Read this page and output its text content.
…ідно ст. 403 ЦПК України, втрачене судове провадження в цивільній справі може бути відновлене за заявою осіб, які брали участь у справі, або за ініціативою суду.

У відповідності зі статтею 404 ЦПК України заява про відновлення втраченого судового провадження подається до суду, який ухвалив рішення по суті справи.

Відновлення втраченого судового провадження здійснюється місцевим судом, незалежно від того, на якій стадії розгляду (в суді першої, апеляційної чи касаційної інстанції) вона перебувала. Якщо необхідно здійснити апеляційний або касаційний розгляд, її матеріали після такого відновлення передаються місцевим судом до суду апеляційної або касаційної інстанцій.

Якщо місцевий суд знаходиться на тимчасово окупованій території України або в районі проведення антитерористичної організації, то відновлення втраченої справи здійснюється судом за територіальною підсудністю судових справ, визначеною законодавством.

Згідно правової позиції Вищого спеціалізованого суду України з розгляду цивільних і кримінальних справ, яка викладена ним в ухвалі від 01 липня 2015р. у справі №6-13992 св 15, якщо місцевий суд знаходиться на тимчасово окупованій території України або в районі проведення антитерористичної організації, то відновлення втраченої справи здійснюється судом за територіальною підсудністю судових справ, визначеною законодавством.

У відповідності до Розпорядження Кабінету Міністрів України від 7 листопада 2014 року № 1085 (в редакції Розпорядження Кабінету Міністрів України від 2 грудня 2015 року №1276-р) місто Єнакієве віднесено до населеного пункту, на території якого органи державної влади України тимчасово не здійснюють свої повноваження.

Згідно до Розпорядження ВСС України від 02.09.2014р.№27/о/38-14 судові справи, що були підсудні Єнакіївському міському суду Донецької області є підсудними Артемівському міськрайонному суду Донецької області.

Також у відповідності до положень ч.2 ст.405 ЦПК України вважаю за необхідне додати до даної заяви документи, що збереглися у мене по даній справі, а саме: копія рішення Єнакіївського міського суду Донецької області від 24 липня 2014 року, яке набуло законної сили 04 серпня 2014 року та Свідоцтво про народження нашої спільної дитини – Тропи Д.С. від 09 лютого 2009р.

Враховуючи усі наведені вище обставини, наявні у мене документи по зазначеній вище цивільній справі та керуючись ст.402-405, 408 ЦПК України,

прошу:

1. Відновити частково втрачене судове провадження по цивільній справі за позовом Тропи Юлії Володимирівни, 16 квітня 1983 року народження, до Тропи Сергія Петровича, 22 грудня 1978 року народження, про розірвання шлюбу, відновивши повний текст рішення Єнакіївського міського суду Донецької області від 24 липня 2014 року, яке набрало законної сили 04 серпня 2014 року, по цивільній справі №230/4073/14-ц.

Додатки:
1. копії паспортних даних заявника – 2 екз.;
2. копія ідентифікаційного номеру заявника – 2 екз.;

◇ ◇ ◇ ◇

**INSTRUCTION:**
Return the listing above word for word.

**OUTPUT OF THE EXERCISE:**
Read this page and output its text content.
…ідно ст. 403 ЦПК України, втрачене судове провадження в цивільній справі може бути відновлене за заявою осіб, які брали участь у справі, або за ініціативою суду.

У відповідності зі статтею 404 ЦПК України заява про відновлення втраченого судового провадження подається до суду, який ухвалив рішення по суті справи.

Відновлення втраченого судового провадження здійснюється місцевим судом, незалежно від того, на якій стадії розгляду (в суді першої, апеляційної чи касаційної інстанції) вона перебувала. Якщо необхідно здійснити апеляційний або касаційний розгляд, її матеріали після такого відновлення передаються місцевим судом до суду апеляційної або касаційної інстанцій.

Якщо місцевий суд знаходиться на тимчасово окупованій території України або в районі проведення антитерористичної організації, то відновлення втраченої справи здійснюється судом за територіальною підсудністю судових справ, визначеною законодавством.

Згідно правової позиції Вищого спеціалізованого суду України з розгляду цивільних і кримінальних справ, яка викладена ним в ухвалі від 01 липня 2015р. у справі №6-13992 св 15, якщо місцевий суд знаходиться на тимчасово окупованій території України або в районі проведення антитерористичної організації, то відновлення втраченої справи здійснюється судом за територіальною підсудністю судових справ, визначеною законодавством.

У відповідності до Розпорядження Кабінету Міністрів України від 7 листопада 2014 року № 1085 (в редакції Розпорядження Кабінету Міністрів України від 2 грудня 2015 року №1276-р) місто Єнакієве віднесено до населеного пункту, на території якого органи державної влади України тимчасово не здійснюють свої повноваження.

Згідно до Розпорядження ВСС України від 02.09.2014р.№27/о/38-14 судові справи, що були підсудні Єнакіївському міському суду Донецької області є підсудними Артемівському міськрайонному суду Донецької області.

Також у відповідності до положень ч.2 ст.405 ЦПК України вважаю за необхідне додати до даної заяви документи, що збереглися у мене по даній справі, а саме: копія рішення Єнакіївського міського суду Донецької області від 24 липня 2014 року, яке набуло законної сили 04 серпня 2014 року та Свідоцтво про народження нашої спільної дитини – Тропи Д.С. від 09 лютого 2009р.

Враховуючи усі наведені вище обставини, наявні у мене документи по зазначеній вище цивільній справі та керуючись ст.402-405, 408 ЦПК України,

прошу:

1. Відновити частково втрачене судове провадження по цивільній справі за позовом Тропи Юлії Володимирівни, 16 квітня 1983 року народження, до Тропи Сергія Петровича, 22 грудня 1978 року народження, про розірвання шлюбу, відновивши повний текст рішення Єнакіївського міського суду Донецької області від 24 липня 2014 року, яке набрало законної сили 04 серпня 2014 року, по цивільній справі №230/4073/14-ц.

Додатки:
1. копії паспортних даних заявника – 2 екз.;
2. копія ідентифікаційного номеру заявника – 2 екз.;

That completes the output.